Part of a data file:
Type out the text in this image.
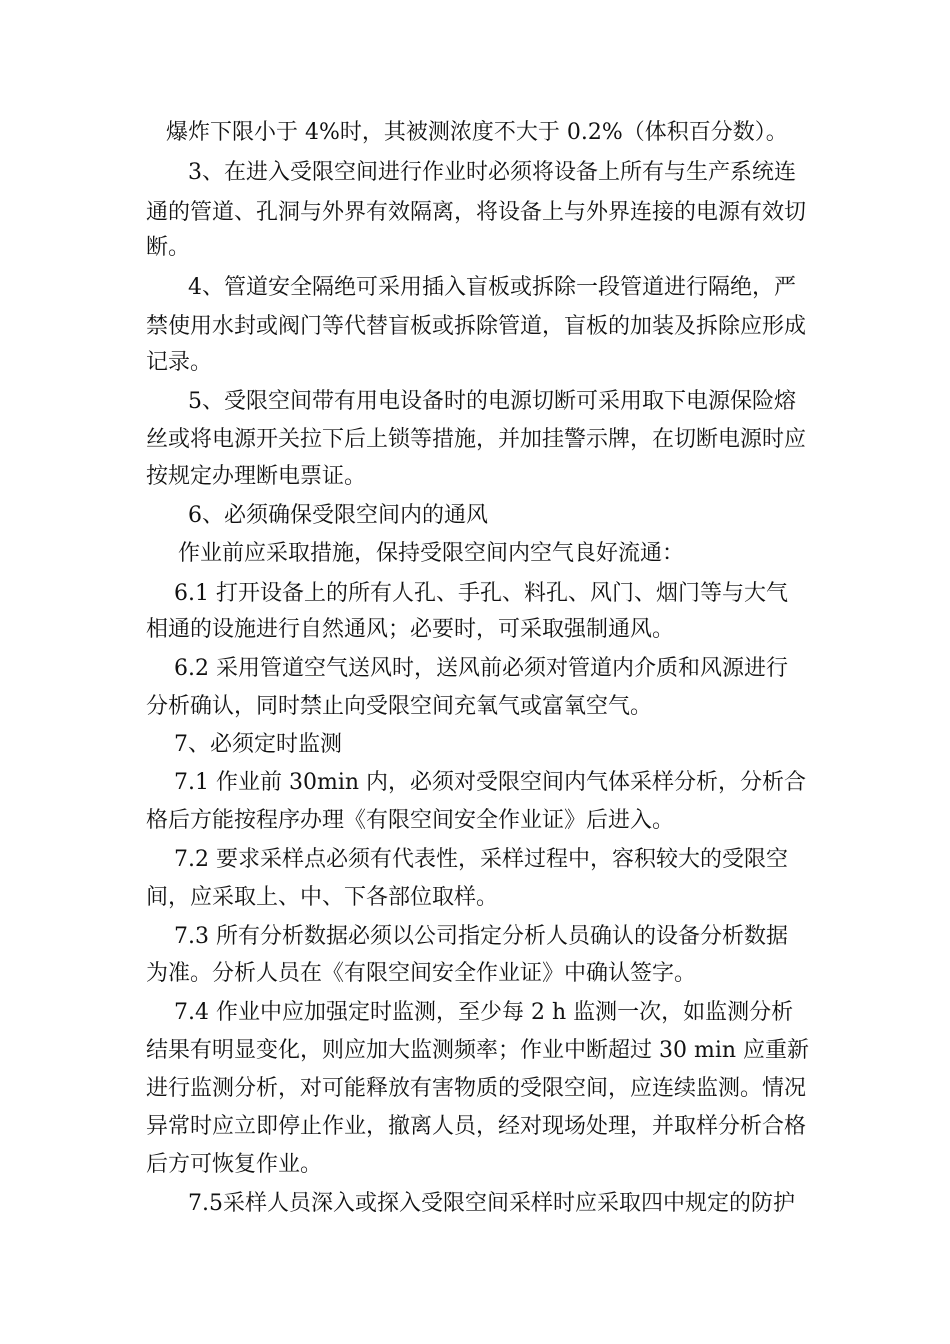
爆炸下限小于 4%时，其被测浓度不大于 0.2%（体积百分数）。
3、在进入受限空间进行作业时必须将设备上所有与生产系统连
通的管道、孔洞与外界有效隔离，将设备上与外界连接的电源有效切
断。
4、管道安全隔绝可采用插入盲板或拆除一段管道进行隔绝，严
禁使用水封或阀门等代替盲板或拆除管道，盲板的加装及拆除应形成
记录。
5、受限空间带有用电设备时的电源切断可采用取下电源保险熔
丝或将电源开关拉下后上锁等措施，并加挂警示牌，在切断电源时应
按规定办理断电票证。
6、必须确保受限空间内的通风
作业前应采取措施，保持受限空间内空气良好流通：
6.1 打开设备上的所有人孔、手孔、料孔、风门、烟门等与大气
相通的设施进行自然通风；必要时，可采取强制通风。
6.2 采用管道空气送风时，送风前必须对管道内介质和风源进行
分析确认，同时禁止向受限空间充氧气或富氧空气。
7、必须定时监测
7.1 作业前 30min 内，必须对受限空间内气体采样分析，分析合
格后方能按程序办理《有限空间安全作业证》后进入。
7.2 要求采样点必须有代表性，采样过程中，容积较大的受限空
间，应采取上、中、下各部位取样。
7.3 所有分析数据必须以公司指定分析人员确认的设备分析数据
为准。分析人员在《有限空间安全作业证》中确认签字。
7.4 作业中应加强定时监测，至少每 2 h 监测一次，如监测分析
结果有明显变化，则应加大监测频率；作业中断超过 30 min 应重新
进行监测分析，对可能释放有害物质的受限空间，应连续监测。情况
异常时应立即停止作业，撤离人员，经对现场处理，并取样分析合格
后方可恢复作业。
7.5采样人员深入或探入受限空间采样时应采取四中规定的防护
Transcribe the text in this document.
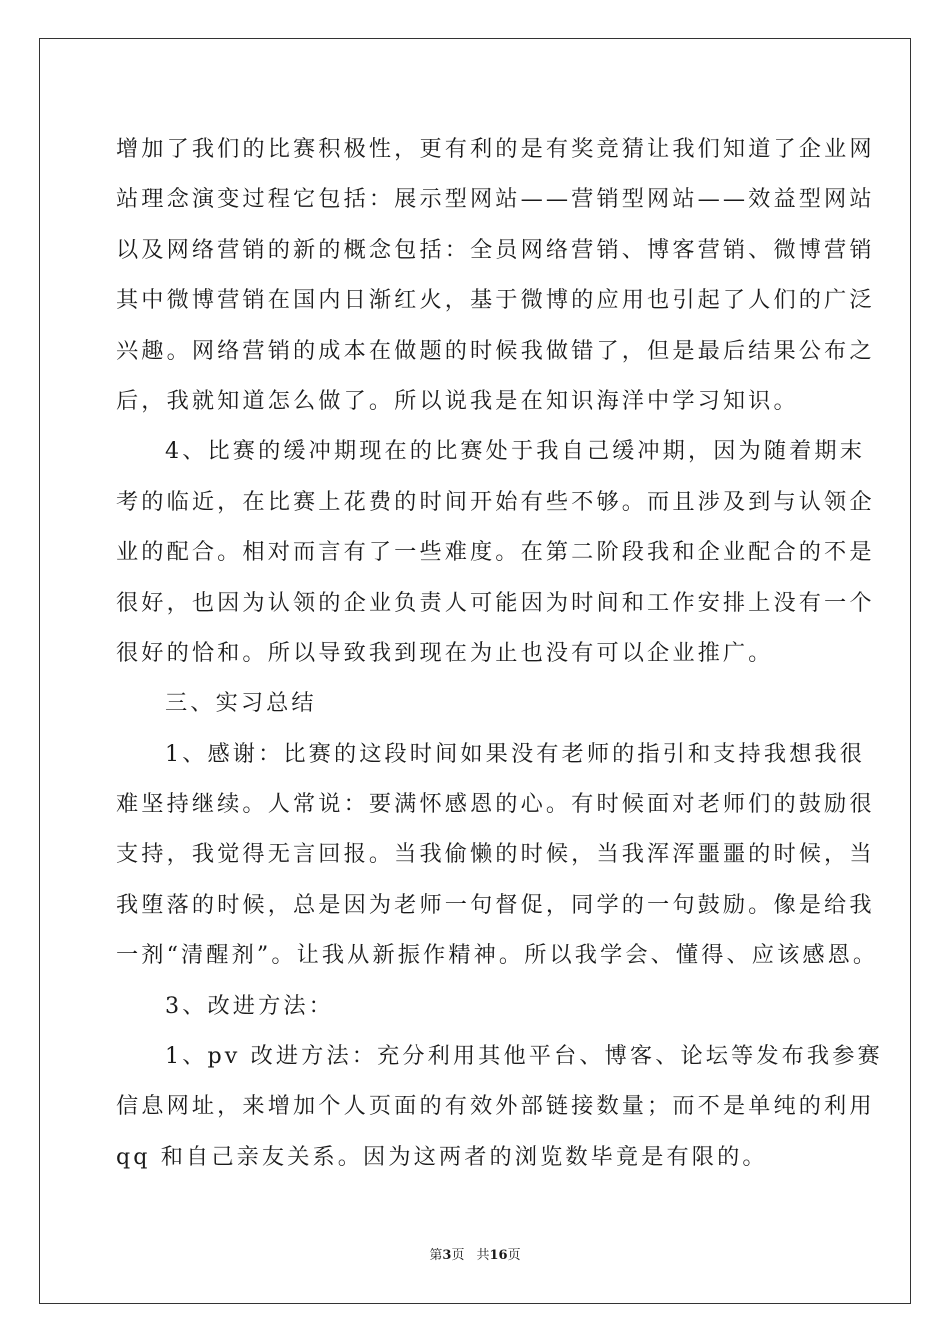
增加了我们的比赛积极性，更有利的是有奖竞猜让我们知道了企业网
站理念演变过程它包括：展示型网站——营销型网站——效益型网站
以及网络营销的新的概念包括：全员网络营销、博客营销、微博营销
其中微博营销在国内日渐红火，基于微博的应用也引起了人们的广泛
兴趣。网络营销的成本在做题的时候我做错了，但是最后结果公布之
后，我就知道怎么做了。所以说我是在知识海洋中学习知识。
4、比赛的缓冲期现在的比赛处于我自己缓冲期，因为随着期末
考的临近，在比赛上花费的时间开始有些不够。而且涉及到与认领企
业的配合。相对而言有了一些难度。在第二阶段我和企业配合的不是
很好，也因为认领的企业负责人可能因为时间和工作安排上没有一个
很好的恰和。所以导致我到现在为止也没有可以企业推广。
三、实习总结
1、感谢：比赛的这段时间如果没有老师的指引和支持我想我很
难坚持继续。人常说：要满怀感恩的心。有时候面对老师们的鼓励很
支持，我觉得无言回报。当我偷懒的时候，当我浑浑噩噩的时候，当
我堕落的时候，总是因为老师一句督促，同学的一句鼓励。像是给我
一剂“清醒剂”。让我从新振作精神。所以我学会、懂得、应该感恩。
3、改进方法：
1、pv 改进方法：充分利用其他平台、博客、论坛等发布我参赛
信息网址，来增加个人页面的有效外部链接数量；而不是单纯的利用
qq 和自己亲友关系。因为这两者的浏览数毕竟是有限的。
第3页 共16页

_WHAT THE EXERCISE ASKS_. In the records above, find each line holding "有限空间安全作业证" and copy it.

_EXERCISE OUTPUT_.
格后方能按程序办理《有限空间安全作业证》后进入。
为准。分析人员在《有限空间安全作业证》中确认签字。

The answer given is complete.